> WHAT IS NEEDED:
Present every line of the rows below as a Markdown table with the columns "No." and "Line", numbering each line and leaving out any blank lines.

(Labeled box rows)
########
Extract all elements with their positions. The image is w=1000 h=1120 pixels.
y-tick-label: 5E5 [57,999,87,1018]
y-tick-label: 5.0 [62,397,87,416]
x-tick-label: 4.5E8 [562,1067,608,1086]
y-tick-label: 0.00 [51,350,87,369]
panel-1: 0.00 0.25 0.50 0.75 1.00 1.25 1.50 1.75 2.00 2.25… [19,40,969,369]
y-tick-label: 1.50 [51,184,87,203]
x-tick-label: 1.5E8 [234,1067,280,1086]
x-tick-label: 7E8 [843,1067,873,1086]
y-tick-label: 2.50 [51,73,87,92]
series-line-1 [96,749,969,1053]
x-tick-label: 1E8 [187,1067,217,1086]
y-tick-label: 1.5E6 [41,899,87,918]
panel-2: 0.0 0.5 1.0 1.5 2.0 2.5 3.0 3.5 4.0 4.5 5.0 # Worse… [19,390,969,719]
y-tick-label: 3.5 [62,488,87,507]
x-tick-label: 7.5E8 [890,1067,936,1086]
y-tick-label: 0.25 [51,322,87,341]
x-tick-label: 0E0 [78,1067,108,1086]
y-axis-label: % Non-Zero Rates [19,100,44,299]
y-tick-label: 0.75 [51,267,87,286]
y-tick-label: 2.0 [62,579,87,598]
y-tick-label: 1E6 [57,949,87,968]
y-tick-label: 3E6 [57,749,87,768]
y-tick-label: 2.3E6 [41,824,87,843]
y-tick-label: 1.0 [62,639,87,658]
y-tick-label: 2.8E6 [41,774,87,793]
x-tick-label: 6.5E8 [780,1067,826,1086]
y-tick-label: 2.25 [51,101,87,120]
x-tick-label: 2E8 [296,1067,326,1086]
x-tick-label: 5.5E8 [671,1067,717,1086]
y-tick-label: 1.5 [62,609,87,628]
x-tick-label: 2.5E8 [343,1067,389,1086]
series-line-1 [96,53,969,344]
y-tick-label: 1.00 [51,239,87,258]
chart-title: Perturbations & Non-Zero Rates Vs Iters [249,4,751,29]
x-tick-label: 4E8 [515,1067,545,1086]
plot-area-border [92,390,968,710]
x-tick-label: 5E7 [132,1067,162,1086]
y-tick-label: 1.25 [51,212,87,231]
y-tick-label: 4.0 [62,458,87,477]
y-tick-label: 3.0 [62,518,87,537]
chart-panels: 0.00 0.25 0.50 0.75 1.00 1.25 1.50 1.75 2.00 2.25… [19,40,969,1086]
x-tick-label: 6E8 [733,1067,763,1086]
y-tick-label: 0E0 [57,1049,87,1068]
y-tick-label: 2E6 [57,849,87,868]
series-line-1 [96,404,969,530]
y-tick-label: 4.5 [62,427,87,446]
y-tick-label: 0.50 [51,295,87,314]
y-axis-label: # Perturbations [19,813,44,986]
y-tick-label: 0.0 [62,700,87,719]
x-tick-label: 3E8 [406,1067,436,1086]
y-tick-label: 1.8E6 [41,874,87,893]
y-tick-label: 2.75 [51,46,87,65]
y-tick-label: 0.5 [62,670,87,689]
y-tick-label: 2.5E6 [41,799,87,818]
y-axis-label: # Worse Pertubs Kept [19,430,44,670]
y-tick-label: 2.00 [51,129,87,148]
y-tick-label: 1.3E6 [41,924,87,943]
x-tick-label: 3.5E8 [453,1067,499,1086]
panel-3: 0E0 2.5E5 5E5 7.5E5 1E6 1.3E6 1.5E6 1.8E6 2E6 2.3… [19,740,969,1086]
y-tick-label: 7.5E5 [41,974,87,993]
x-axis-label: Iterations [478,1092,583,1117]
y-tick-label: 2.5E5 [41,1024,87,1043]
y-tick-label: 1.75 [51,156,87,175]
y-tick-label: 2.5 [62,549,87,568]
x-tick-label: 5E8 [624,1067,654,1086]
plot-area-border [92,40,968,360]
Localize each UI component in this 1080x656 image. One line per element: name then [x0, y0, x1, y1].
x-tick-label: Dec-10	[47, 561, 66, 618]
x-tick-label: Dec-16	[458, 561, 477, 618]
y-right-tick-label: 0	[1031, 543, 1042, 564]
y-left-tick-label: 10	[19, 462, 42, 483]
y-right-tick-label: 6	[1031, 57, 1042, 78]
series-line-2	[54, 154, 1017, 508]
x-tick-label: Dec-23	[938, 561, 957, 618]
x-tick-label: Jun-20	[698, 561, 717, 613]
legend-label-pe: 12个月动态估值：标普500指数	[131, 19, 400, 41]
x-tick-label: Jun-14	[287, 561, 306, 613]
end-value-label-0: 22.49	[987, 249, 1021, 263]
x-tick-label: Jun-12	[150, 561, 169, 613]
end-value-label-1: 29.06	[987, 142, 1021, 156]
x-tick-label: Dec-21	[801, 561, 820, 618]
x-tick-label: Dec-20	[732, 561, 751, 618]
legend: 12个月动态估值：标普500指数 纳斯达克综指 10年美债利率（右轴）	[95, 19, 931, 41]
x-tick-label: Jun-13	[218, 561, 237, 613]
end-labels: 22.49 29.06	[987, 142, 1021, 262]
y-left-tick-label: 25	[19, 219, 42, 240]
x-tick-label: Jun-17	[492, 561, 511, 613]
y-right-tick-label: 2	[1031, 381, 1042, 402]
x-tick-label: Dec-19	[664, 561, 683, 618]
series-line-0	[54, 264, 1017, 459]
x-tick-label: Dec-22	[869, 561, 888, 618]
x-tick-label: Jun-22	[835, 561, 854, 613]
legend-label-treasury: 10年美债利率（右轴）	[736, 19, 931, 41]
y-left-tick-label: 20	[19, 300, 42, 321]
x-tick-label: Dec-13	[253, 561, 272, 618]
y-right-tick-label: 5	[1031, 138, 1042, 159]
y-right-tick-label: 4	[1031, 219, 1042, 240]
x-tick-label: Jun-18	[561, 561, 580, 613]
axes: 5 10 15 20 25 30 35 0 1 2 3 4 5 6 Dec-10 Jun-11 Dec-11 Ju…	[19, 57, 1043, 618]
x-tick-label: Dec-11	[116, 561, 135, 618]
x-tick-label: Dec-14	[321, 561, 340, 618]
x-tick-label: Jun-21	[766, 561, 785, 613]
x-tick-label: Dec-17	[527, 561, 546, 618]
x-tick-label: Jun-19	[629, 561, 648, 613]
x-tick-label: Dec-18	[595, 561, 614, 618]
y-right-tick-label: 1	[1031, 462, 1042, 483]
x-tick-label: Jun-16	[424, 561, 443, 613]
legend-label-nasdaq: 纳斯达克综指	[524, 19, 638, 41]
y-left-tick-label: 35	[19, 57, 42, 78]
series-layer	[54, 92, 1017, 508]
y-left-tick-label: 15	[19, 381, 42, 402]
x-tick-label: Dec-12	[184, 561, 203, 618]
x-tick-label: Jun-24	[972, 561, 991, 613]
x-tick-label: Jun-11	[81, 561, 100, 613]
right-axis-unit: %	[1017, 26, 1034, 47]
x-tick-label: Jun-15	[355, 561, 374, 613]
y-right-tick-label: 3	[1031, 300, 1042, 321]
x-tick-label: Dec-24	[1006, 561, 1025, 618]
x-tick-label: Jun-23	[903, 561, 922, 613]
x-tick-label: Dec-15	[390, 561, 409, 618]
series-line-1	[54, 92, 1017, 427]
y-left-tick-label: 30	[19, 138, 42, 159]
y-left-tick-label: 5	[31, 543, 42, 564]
########
> ANSWER TO THE PROBLEM:
| No. | Line |
|---|---|
| 1 | Extract all elements with their positions. The image is w=1000 h=1120 pixels. |
| 2 | y-tick-label: 5E5 [57,999,87,1018] |
| 3 | y-tick-label: 5.0 [62,397,87,416] |
| 4 | x-tick-label: 4.5E8 [562,1067,608,1086] |
| 5 | y-tick-label: 0.00 [51,350,87,369] |
| 6 | panel-1: 0.00 0.25 0.50 0.75 1.00 1.25 1.50 1.75 2.00 2.25… [19,40,969,369] |
| 7 | y-tick-label: 1.50 [51,184,87,203] |
| 8 | x-tick-label: 1.5E8 [234,1067,280,1086] |
| 9 | x-tick-label: 7E8 [843,1067,873,1086] |
| 10 | y-tick-label: 2.50 [51,73,87,92] |
| 11 | series-line-1 [96,749,969,1053] |
| 12 | x-tick-label: 1E8 [187,1067,217,1086] |
| 13 | y-tick-label: 1.5E6 [41,899,87,918] |
| 14 | panel-2: 0.0 0.5 1.0 1.5 2.0 2.5 3.0 3.5 4.0 4.5 5.0 # Worse… [19,390,969,719] |
| 15 | y-tick-label: 3.5 [62,488,87,507] |
| 16 | x-tick-label: 7.5E8 [890,1067,936,1086] |
| 17 | y-tick-label: 0.25 [51,322,87,341] |
| 18 | x-tick-label: 0E0 [78,1067,108,1086] |
| 19 | y-axis-label: % Non-Zero Rates [19,100,44,299] |
| 20 | y-tick-label: 0.75 [51,267,87,286] |
| 21 | y-tick-label: 2.0 [62,579,87,598] |
| 22 | y-tick-label: 1E6 [57,949,87,968] |
| 23 | y-tick-label: 3E6 [57,749,87,768] |
| 24 | y-tick-label: 2.3E6 [41,824,87,843] |
| 25 | y-tick-label: 1.0 [62,639,87,658] |
| 26 | y-tick-label: 2.8E6 [41,774,87,793] |
| 27 | x-tick-label: 6.5E8 [780,1067,826,1086] |
| 28 | y-tick-label: 2.25 [51,101,87,120] |
| 29 | x-tick-label: 2E8 [296,1067,326,1086] |
| 30 | x-tick-label: 5.5E8 [671,1067,717,1086] |
| 31 | y-tick-label: 1.5 [62,609,87,628] |
| 32 | x-tick-label: 2.5E8 [343,1067,389,1086] |
| 33 | series-line-1 [96,53,969,344] |
| 34 | y-tick-label: 1.00 [51,239,87,258] |
| 35 | chart-title: Perturbations & Non-Zero Rates Vs Iters [249,4,751,29] |
| 36 | x-tick-label: 4E8 [515,1067,545,1086] |
| 37 | plot-area-border [92,390,968,710] |
| 38 | x-tick-label: 5E7 [132,1067,162,1086] |
| 39 | y-tick-label: 1.25 [51,212,87,231] |
| 40 | y-tick-label: 4.0 [62,458,87,477] |
| 41 | y-tick-label: 3.0 [62,518,87,537] |
| 42 | chart-panels: 0.00 0.25 0.50 0.75 1.00 1.25 1.50 1.75 2.00 2.25… [19,40,969,1086] |
| 43 | x-tick-label: 6E8 [733,1067,763,1086] |
| 44 | y-tick-label: 0E0 [57,1049,87,1068] |
| 45 | y-tick-label: 2E6 [57,849,87,868] |
| 46 | series-line-1 [96,404,969,530] |
| 47 | y-tick-label: 4.5 [62,427,87,446] |
| 48 | y-tick-label: 0.50 [51,295,87,314] |
| 49 | y-axis-label: # Perturbations [19,813,44,986] |
| 50 | y-tick-label: 0.0 [62,700,87,719] |
| 51 | x-tick-label: 3E8 [406,1067,436,1086] |
| 52 | y-tick-label: 1.8E6 [41,874,87,893] |
| 53 | y-tick-label: 2.75 [51,46,87,65] |
| 54 | y-tick-label: 0.5 [62,670,87,689] |
| 55 | y-tick-label: 2.5E6 [41,799,87,818] |
| 56 | y-axis-label: # Worse Pertubs Kept [19,430,44,670] |
| 57 | y-tick-label: 2.00 [51,129,87,148] |
| 58 | y-tick-label: 1.3E6 [41,924,87,943] |
| 59 | x-tick-label: 3.5E8 [453,1067,499,1086] |
| 60 | panel-3: 0E0 2.5E5 5E5 7.5E5 1E6 1.3E6 1.5E6 1.8E6 2E6 2.3… [19,740,969,1086] |
| 61 | y-tick-label: 7.5E5 [41,974,87,993] |
| 62 | x-axis-label: Iterations [478,1092,583,1117] |
| 63 | y-tick-label: 2.5E5 [41,1024,87,1043] |
| 64 | y-tick-label: 1.75 [51,156,87,175] |
| 65 | y-tick-label: 2.5 [62,549,87,568] |
| 66 | x-tick-label: 5E8 [624,1067,654,1086] |
| 67 | plot-area-border [92,40,968,360] |
| 68 | Localize each UI component in this 1080x656 image. One line per element: name then [x0, y0, x1, y1]. |
| 69 | x-tick-label: Dec-10	[47, 561, 66, 618] |
| 70 | x-tick-label: Dec-16	[458, 561, 477, 618] |
| 71 | y-right-tick-label: 0	[1031, 543, 1042, 564] |
| 72 | y-left-tick-label: 10	[19, 462, 42, 483] |
| 73 | y-right-tick-label: 6	[1031, 57, 1042, 78] |
| 74 | series-line-2	[54, 154, 1017, 508] |
| 75 | x-tick-label: Dec-23	[938, 561, 957, 618] |
| 76 | x-tick-label: Jun-20	[698, 561, 717, 613] |
| 77 | legend-label-pe: 12个月动态估值：标普500指数	[131, 19, 400, 41] |
| 78 | x-tick-label: Jun-14	[287, 561, 306, 613] |
| 79 | end-value-label-0: 22.49	[987, 249, 1021, 263] |
| 80 | x-tick-label: Jun-12	[150, 561, 169, 613] |
| 81 | end-value-label-1: 29.06	[987, 142, 1021, 156] |
| 82 | x-tick-label: Dec-21	[801, 561, 820, 618] |
| 83 | x-tick-label: Dec-20	[732, 561, 751, 618] |
| 84 | legend: 12个月动态估值：标普500指数 纳斯达克综指 10年美债利率（右轴）	[95, 19, 931, 41] |
| 85 | x-tick-label: Jun-13	[218, 561, 237, 613] |
| 86 | end-labels: 22.49 29.06	[987, 142, 1021, 262] |
| 87 | y-left-tick-label: 25	[19, 219, 42, 240] |
| 88 | x-tick-label: Jun-17	[492, 561, 511, 613] |
| 89 | y-right-tick-label: 2	[1031, 381, 1042, 402] |
| 90 | x-tick-label: Dec-19	[664, 561, 683, 618] |
| 91 | series-line-0	[54, 264, 1017, 459] |
| 92 | x-tick-label: Dec-22	[869, 561, 888, 618] |
| 93 | x-tick-label: Jun-22	[835, 561, 854, 613] |
| 94 | legend-label-treasury: 10年美债利率（右轴）	[736, 19, 931, 41] |
| 95 | y-left-tick-label: 20	[19, 300, 42, 321] |
| 96 | x-tick-label: Dec-13	[253, 561, 272, 618] |
| 97 | y-right-tick-label: 5	[1031, 138, 1042, 159] |
| 98 | y-right-tick-label: 4	[1031, 219, 1042, 240] |
| 99 | x-tick-label: Jun-18	[561, 561, 580, 613] |
| 100 | axes: 5 10 15 20 25 30 35 0 1 2 3 4 5 6 Dec-10 Jun-11 Dec-11 Ju…	[19, 57, 1043, 618] |
| 101 | x-tick-label: Dec-11	[116, 561, 135, 618] |
| 102 | x-tick-label: Dec-14	[321, 561, 340, 618] |
| 103 | x-tick-label: Jun-21	[766, 561, 785, 613] |
| 104 | x-tick-label: Dec-17	[527, 561, 546, 618] |
| 105 | x-tick-label: Jun-19	[629, 561, 648, 613] |
| 106 | x-tick-label: Dec-18	[595, 561, 614, 618] |
| 107 | y-right-tick-label: 1	[1031, 462, 1042, 483] |
| 108 | x-tick-label: Jun-16	[424, 561, 443, 613] |
| 109 | legend-label-nasdaq: 纳斯达克综指	[524, 19, 638, 41] |
| 110 | y-left-tick-label: 35	[19, 57, 42, 78] |
| 111 | series-layer	[54, 92, 1017, 508] |
| 112 | y-left-tick-label: 15	[19, 381, 42, 402] |
| 113 | x-tick-label: Dec-12	[184, 561, 203, 618] |
| 114 | x-tick-label: Jun-24	[972, 561, 991, 613] |
| 115 | x-tick-label: Jun-11	[81, 561, 100, 613] |
| 116 | right-axis-unit: %	[1017, 26, 1034, 47] |
| 117 | x-tick-label: Jun-15	[355, 561, 374, 613] |
| 118 | y-right-tick-label: 3	[1031, 300, 1042, 321] |
| 119 | x-tick-label: Dec-24	[1006, 561, 1025, 618] |
| 120 | x-tick-label: Jun-23	[903, 561, 922, 613] |
| 121 | x-tick-label: Dec-15	[390, 561, 409, 618] |
| 122 | series-line-1	[54, 92, 1017, 427] |
| 123 | y-left-tick-label: 30	[19, 138, 42, 159] |
| 124 | y-left-tick-label: 5	[31, 543, 42, 564] |